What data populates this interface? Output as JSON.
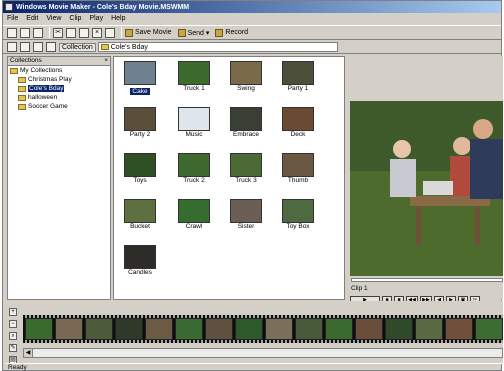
{
  "window": {
    "title": "Windows Movie Maker - Cole's Bday Movie.MSWMM"
  },
  "menu": [
    "File",
    "Edit",
    "View",
    "Clip",
    "Play",
    "Help"
  ],
  "toolbar": {
    "save_movie": "Save Movie",
    "send": "Send ▾",
    "record": "Record"
  },
  "location": {
    "label": "Collection",
    "value": "Cole's Bday"
  },
  "collections": {
    "title": "Collections",
    "close": "×",
    "root": "My Collections",
    "items": [
      "Christmas Play",
      "Cole's Bday",
      "halloween",
      "Soccer Game"
    ],
    "selected_index": 1
  },
  "clips": [
    {
      "label": "Cake",
      "color": "#6f8090"
    },
    {
      "label": "Truck 1",
      "color": "#3d6a2d"
    },
    {
      "label": "Swing",
      "color": "#7b6a4a"
    },
    {
      "label": "Party 1",
      "color": "#4c5038"
    },
    {
      "label": "Party 2",
      "color": "#5a4f3a"
    },
    {
      "label": "Music",
      "color": "#dfe6ec"
    },
    {
      "label": "Embrace",
      "color": "#3a3f33"
    },
    {
      "label": "Deck",
      "color": "#6a4a32"
    },
    {
      "label": "Toys",
      "color": "#2f4f25"
    },
    {
      "label": "Truck 2",
      "color": "#3f6a2f"
    },
    {
      "label": "Truck 3",
      "color": "#4b6a36"
    },
    {
      "label": "Thumb",
      "color": "#6b5842"
    },
    {
      "label": "Bucket",
      "color": "#5e7040"
    },
    {
      "label": "Crawl",
      "color": "#356d30"
    },
    {
      "label": "Sister",
      "color": "#6a5e55"
    },
    {
      "label": "Toy Box",
      "color": "#4e6a40"
    },
    {
      "label": "Candles",
      "color": "#2e2c28"
    }
  ],
  "monitor": {
    "clip_name": "Clip 1",
    "controls": [
      "▶",
      "■",
      "■",
      "◀◀",
      "▶▶",
      "◀",
      "▶",
      "▣",
      "✂"
    ]
  },
  "timeline": {
    "tools": [
      "+",
      "−",
      "⌕",
      "✎",
      "▤"
    ],
    "frames": [
      "#3b6a2e",
      "#7a6a55",
      "#4d5a3a",
      "#2f3a2a",
      "#6c5a44",
      "#3a6b32",
      "#5e4f3f",
      "#2d5a28",
      "#7b6e5b",
      "#485a3a",
      "#3a6a30",
      "#6a4e3c",
      "#2e4a28",
      "#5a6a45",
      "#704f3c",
      "#3d6c33"
    ]
  },
  "status": {
    "text": "Ready"
  }
}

#####

__INSTRUCTION__: The records above need to be given again exactly. Omit the pictures.

__SOLUTION TO THIS PROBLEM__:
What data populates this interface? Output as JSON.
{
  "window": {
    "title": "Windows Movie Maker - Cole's Bday Movie.MSWMM"
  },
  "menu": [
    "File",
    "Edit",
    "View",
    "Clip",
    "Play",
    "Help"
  ],
  "toolbar": {
    "save_movie": "Save Movie",
    "send": "Send ▾",
    "record": "Record"
  },
  "location": {
    "label": "Collection",
    "value": "Cole's Bday"
  },
  "collections": {
    "title": "Collections",
    "close": "×",
    "root": "My Collections",
    "items": [
      "Christmas Play",
      "Cole's Bday",
      "halloween",
      "Soccer Game"
    ],
    "selected_index": 1
  },
  "clips": [
    {
      "label": "Cake",
      "color": "#6f8090"
    },
    {
      "label": "Truck 1",
      "color": "#3d6a2d"
    },
    {
      "label": "Swing",
      "color": "#7b6a4a"
    },
    {
      "label": "Party 1",
      "color": "#4c5038"
    },
    {
      "label": "Party 2",
      "color": "#5a4f3a"
    },
    {
      "label": "Music",
      "color": "#dfe6ec"
    },
    {
      "label": "Embrace",
      "color": "#3a3f33"
    },
    {
      "label": "Deck",
      "color": "#6a4a32"
    },
    {
      "label": "Toys",
      "color": "#2f4f25"
    },
    {
      "label": "Truck 2",
      "color": "#3f6a2f"
    },
    {
      "label": "Truck 3",
      "color": "#4b6a36"
    },
    {
      "label": "Thumb",
      "color": "#6b5842"
    },
    {
      "label": "Bucket",
      "color": "#5e7040"
    },
    {
      "label": "Crawl",
      "color": "#356d30"
    },
    {
      "label": "Sister",
      "color": "#6a5e55"
    },
    {
      "label": "Toy Box",
      "color": "#4e6a40"
    },
    {
      "label": "Candles",
      "color": "#2e2c28"
    }
  ],
  "monitor": {
    "clip_name": "Clip 1",
    "controls": [
      "▶",
      "■",
      "■",
      "◀◀",
      "▶▶",
      "◀",
      "▶",
      "▣",
      "✂"
    ]
  },
  "timeline": {
    "tools": [
      "+",
      "−",
      "⌕",
      "✎",
      "▤"
    ],
    "frames": [
      "#3b6a2e",
      "#7a6a55",
      "#4d5a3a",
      "#2f3a2a",
      "#6c5a44",
      "#3a6b32",
      "#5e4f3f",
      "#2d5a28",
      "#7b6e5b",
      "#485a3a",
      "#3a6a30",
      "#6a4e3c",
      "#2e4a28",
      "#5a6a45",
      "#704f3c",
      "#3d6c33"
    ]
  },
  "status": {
    "text": "Ready"
  }
}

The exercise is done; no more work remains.